Input data —
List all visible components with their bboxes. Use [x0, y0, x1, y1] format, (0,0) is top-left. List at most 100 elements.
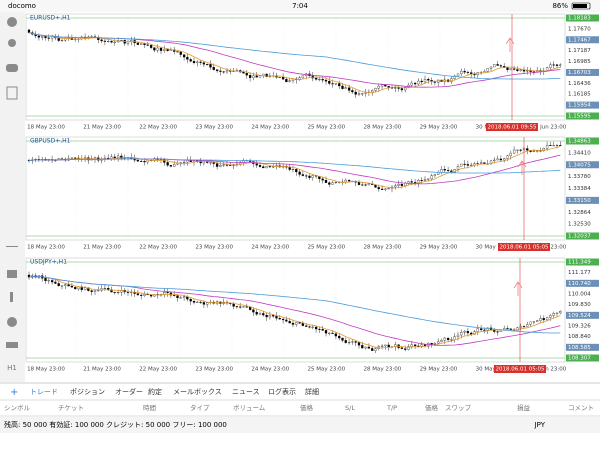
tab[interactable]: トレード: [30, 388, 58, 396]
tab[interactable]: ログ表示: [268, 387, 296, 396]
column-header: タイプ: [190, 403, 210, 412]
candle-body: [209, 162, 212, 164]
tab[interactable]: ニュース: [232, 388, 260, 396]
candle-body: [212, 67, 215, 70]
time-label: 24 May 23:00: [251, 245, 289, 251]
time-label: 18 May 23:00: [27, 367, 65, 373]
icon-indicators[interactable]: [7, 270, 17, 278]
candle-body: [347, 87, 351, 91]
candle-body: [529, 321, 532, 325]
moving-average: [28, 276, 561, 334]
time-label: 18 May 23:00: [27, 245, 65, 251]
candle-body: [176, 295, 179, 299]
candle-body: [149, 294, 153, 297]
price-box: [566, 47, 599, 55]
icon-f[interactable]: [10, 292, 13, 302]
candle-body: [143, 43, 146, 45]
tab[interactable]: ポジション: [70, 388, 105, 396]
tab[interactable]: オーダー: [115, 387, 143, 396]
moving-average: [28, 32, 561, 93]
candle-body: [413, 344, 417, 347]
candle-body: [384, 344, 387, 347]
tab[interactable]: メールボックス: [173, 388, 222, 396]
battery-fill: [573, 4, 587, 8]
candle-body: [70, 157, 74, 159]
time-label: 22 May 23:00: [139, 125, 177, 131]
add-button[interactable]: +: [10, 387, 18, 398]
candle-body: [463, 163, 466, 165]
candle-body: [460, 70, 463, 75]
time-label: 28 May 23:00: [364, 367, 402, 373]
candle-body: [265, 314, 268, 318]
candle-body: [456, 73, 460, 77]
chart-panel: [25, 136, 566, 241]
column-header: スワップ: [445, 404, 472, 412]
candle-body: [182, 54, 186, 58]
icon-new[interactable]: [6, 86, 18, 100]
candle-body: [159, 47, 163, 51]
icon-objects[interactable]: [7, 317, 17, 327]
candle-body: [331, 182, 334, 185]
candle-body: [496, 331, 499, 333]
time-label: 1 Jun 23:00: [535, 367, 567, 373]
time-label: 21 May 23:00: [83, 245, 121, 251]
candle-body: [357, 342, 361, 346]
candle-body: [433, 174, 437, 176]
candle-body: [255, 163, 258, 166]
candle-body: [545, 317, 549, 321]
candle-body: [235, 306, 239, 308]
icon-account[interactable]: [8, 39, 16, 47]
candle-body: [136, 159, 140, 162]
candle-body: [166, 162, 169, 166]
column-header: S/L: [345, 404, 355, 412]
candle-body: [496, 64, 499, 66]
candle-body: [212, 162, 215, 164]
tab[interactable]: 詳細: [305, 387, 319, 396]
candle-body: [136, 42, 140, 45]
candle-body: [404, 87, 407, 91]
candle-body: [255, 75, 258, 78]
candle-body: [380, 188, 384, 190]
time-label: 25 May 23:00: [307, 367, 345, 373]
column-header: ボリューム: [233, 404, 266, 412]
icon-crosshair[interactable]: [6, 246, 18, 247]
icon-chat[interactable]: [6, 64, 18, 72]
price-box: [566, 137, 599, 145]
candle-body: [93, 290, 97, 292]
candle-body: [331, 83, 334, 85]
candle-body: [423, 79, 427, 83]
candle-body: [163, 49, 166, 51]
candle-body: [288, 167, 291, 170]
candle-body: [301, 75, 305, 78]
candle-body: [232, 303, 235, 307]
candle-body: [70, 285, 74, 288]
candle-body: [146, 44, 149, 46]
carrier: docomo: [8, 2, 36, 10]
icon-templates[interactable]: [6, 342, 18, 348]
candle-body: [506, 67, 509, 70]
price-box: [566, 58, 599, 66]
candle-body: [268, 315, 272, 318]
candle-body: [473, 74, 476, 76]
candle-body: [192, 61, 196, 64]
candle-body: [503, 158, 506, 161]
price-label: 1.33150: [568, 198, 591, 204]
price-box: [566, 354, 599, 362]
candle-body: [400, 347, 404, 349]
candle-body: [199, 301, 202, 303]
candle-body: [354, 341, 357, 343]
candle-body: [536, 320, 539, 322]
candle-body: [242, 71, 245, 74]
candle-body: [182, 161, 186, 163]
price-label: 1.32530: [568, 222, 591, 228]
candle-body: [456, 166, 460, 170]
tab[interactable]: 約定: [148, 387, 162, 396]
icon-quotes[interactable]: [7, 17, 17, 27]
price-label: 1.33384: [568, 186, 591, 192]
timeframe[interactable]: H1: [7, 364, 17, 372]
candle-body: [493, 64, 496, 68]
candle-body: [258, 165, 262, 167]
candle-body: [460, 163, 463, 167]
price-box: [566, 36, 599, 44]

Task to complete — Please put every line above into a JSON list of strings, one string per line, with blank lines and the pictures left out.

Response below —
[
  "List all visible components with their bboxes. Use [x0, y0, x1, y1] format, (0,0) is top-left. List at most 100 elements.",
  "tab[interactable]: トレード: [30, 388, 58, 396]",
  "tab[interactable]: ログ表示: [268, 387, 296, 396]",
  "column-header: タイプ: [190, 403, 210, 412]",
  "candle-body: [209, 162, 212, 164]",
  "tab[interactable]: ニュース: [232, 388, 260, 396]",
  "candle-body: [212, 67, 215, 70]",
  "time-label: 24 May 23:00: [251, 245, 289, 251]",
  "time-label: 18 May 23:00: [27, 367, 65, 373]",
  "icon-indicators[interactable]: [7, 270, 17, 278]",
  "candle-body: [347, 87, 351, 91]",
  "candle-body: [529, 321, 532, 325]",
  "moving-average: [28, 276, 561, 334]",
  "time-label: 18 May 23:00: [27, 245, 65, 251]",
  "candle-body: [176, 295, 179, 299]",
  "candle-body: [149, 294, 153, 297]",
  "price-box: [566, 47, 599, 55]",
  "icon-f[interactable]: [10, 292, 13, 302]",
  "candle-body: [143, 43, 146, 45]",
  "tab[interactable]: ポジション: [70, 388, 105, 396]",
  "tab[interactable]: オーダー: [115, 387, 143, 396]",
  "moving-average: [28, 32, 561, 93]",
  "candle-body: [413, 344, 417, 347]",
  "candle-body: [384, 344, 387, 347]",
  "tab[interactable]: メールボックス: [173, 388, 222, 396]",
  "battery-fill: [573, 4, 587, 8]",
  "candle-body: [70, 157, 74, 159]",
  "time-label: 22 May 23:00: [139, 125, 177, 131]",
  "add-button[interactable]: +: [10, 387, 18, 398]",
  "candle-body: [463, 163, 466, 165]",
  "candle-body: [460, 70, 463, 75]",
  "time-label: 28 May 23:00: [364, 367, 402, 373]",
  "candle-body: [265, 314, 268, 318]",
  "candle-body: [456, 73, 460, 77]",
  "chart-panel: [25, 136, 566, 241]",
  "column-header: スワップ: [445, 404, 472, 412]",
  "candle-body: [182, 54, 186, 58]",
  "icon-new[interactable]: [6, 86, 18, 100]",
  "candle-body: [159, 47, 163, 51]",
  "icon-objects[interactable]: [7, 317, 17, 327]",
  "candle-body: [331, 182, 334, 185]",
  "candle-body: [496, 331, 499, 333]",
  "time-label: 1 Jun 23:00: [535, 367, 567, 373]",
  "time-label: 21 May 23:00: [83, 245, 121, 251]",
  "candle-body: [357, 342, 361, 346]",
  "candle-body: [433, 174, 437, 176]",
  "candle-body: [255, 163, 258, 166]",
  "candle-body: [545, 317, 549, 321]",
  "candle-body: [235, 306, 239, 308]",
  "icon-account[interactable]: [8, 39, 16, 47]",
  "candle-body: [136, 159, 140, 162]",
  "candle-body: [166, 162, 169, 166]",
  "column-header: S/L: [345, 404, 355, 412]",
  "candle-body: [496, 64, 499, 66]",
  "candle-body: [212, 162, 215, 164]",
  "tab[interactable]: 詳細: [305, 387, 319, 396]",
  "candle-body: [136, 42, 140, 45]",
  "candle-body: [404, 87, 407, 91]",
  "candle-body: [255, 75, 258, 78]",
  "candle-body: [380, 188, 384, 190]",
  "time-label: 25 May 23:00: [307, 367, 345, 373]",
  "column-header: ボリューム: [233, 404, 266, 412]",
  "icon-crosshair[interactable]: [6, 246, 18, 247]",
  "icon-chat[interactable]: [6, 64, 18, 72]",
  "price-box: [566, 137, 599, 145]",
  "candle-body: [93, 290, 97, 292]",
  "candle-body: [331, 83, 334, 85]",
  "candle-body: [423, 79, 427, 83]",
  "candle-body: [163, 49, 166, 51]",
  "candle-body: [288, 167, 291, 170]",
  "candle-body: [301, 75, 305, 78]",
  "candle-body: [232, 303, 235, 307]",
  "candle-body: [70, 285, 74, 288]",
  "candle-body: [146, 44, 149, 46]",
  "carrier: docomo: [8, 2, 36, 10]",
  "icon-templates[interactable]: [6, 342, 18, 348]",
  "candle-body: [506, 67, 509, 70]",
  "price-box: [566, 58, 599, 66]",
  "candle-body: [268, 315, 272, 318]",
  "candle-body: [473, 74, 476, 76]",
  "candle-body: [192, 61, 196, 64]",
  "candle-body: [503, 158, 506, 161]",
  "price-label: 1.33150: [568, 198, 591, 204]",
  "price-box: [566, 354, 599, 362]",
  "candle-body: [400, 347, 404, 349]",
  "candle-body: [199, 301, 202, 303]",
  "candle-body: [354, 341, 357, 343]",
  "candle-body: [536, 320, 539, 322]",
  "candle-body: [242, 71, 245, 74]",
  "candle-body: [182, 161, 186, 163]",
  "price-label: 1.32530: [568, 222, 591, 228]",
  "candle-body: [456, 166, 460, 170]",
  "tab[interactable]: 約定: [148, 387, 162, 396]",
  "icon-quotes[interactable]: [7, 17, 17, 27]",
  "price-label: 1.33384: [568, 186, 591, 192]",
  "timeframe[interactable]: H1: [7, 364, 17, 372]",
  "candle-body: [493, 64, 496, 68]",
  "candle-body: [258, 165, 262, 167]",
  "candle-body: [460, 163, 463, 167]",
  "price-box: [566, 36, 599, 44]"
]